Stored records
** start **
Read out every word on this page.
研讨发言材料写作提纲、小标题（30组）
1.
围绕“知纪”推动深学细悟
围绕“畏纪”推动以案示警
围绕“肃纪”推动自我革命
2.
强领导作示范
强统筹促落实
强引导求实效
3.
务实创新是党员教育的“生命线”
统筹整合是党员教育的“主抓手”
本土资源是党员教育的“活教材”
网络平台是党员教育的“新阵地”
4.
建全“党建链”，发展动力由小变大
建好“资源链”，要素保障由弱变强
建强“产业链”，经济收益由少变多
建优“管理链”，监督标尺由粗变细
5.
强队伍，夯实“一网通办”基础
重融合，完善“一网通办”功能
** end **
▸ **Goal**
Copy out all of the data exactly, leaving nothing out.

▸ **Response to the task**
Read out every word on this page.
研讨发言材料写作提纲、小标题（30组）
1.
围绕“知纪”推动深学细悟
围绕“畏纪”推动以案示警
围绕“肃纪”推动自我革命
2.
强领导作示范
强统筹促落实
强引导求实效
3.
务实创新是党员教育的“生命线”
统筹整合是党员教育的“主抓手”
本土资源是党员教育的“活教材”
网络平台是党员教育的“新阵地”
4.
建全“党建链”，发展动力由小变大
建好“资源链”，要素保障由弱变强
建强“产业链”，经济收益由少变多
建优“管理链”，监督标尺由粗变细
5.
强队伍，夯实“一网通办”基础
重融合，完善“一网通办”功能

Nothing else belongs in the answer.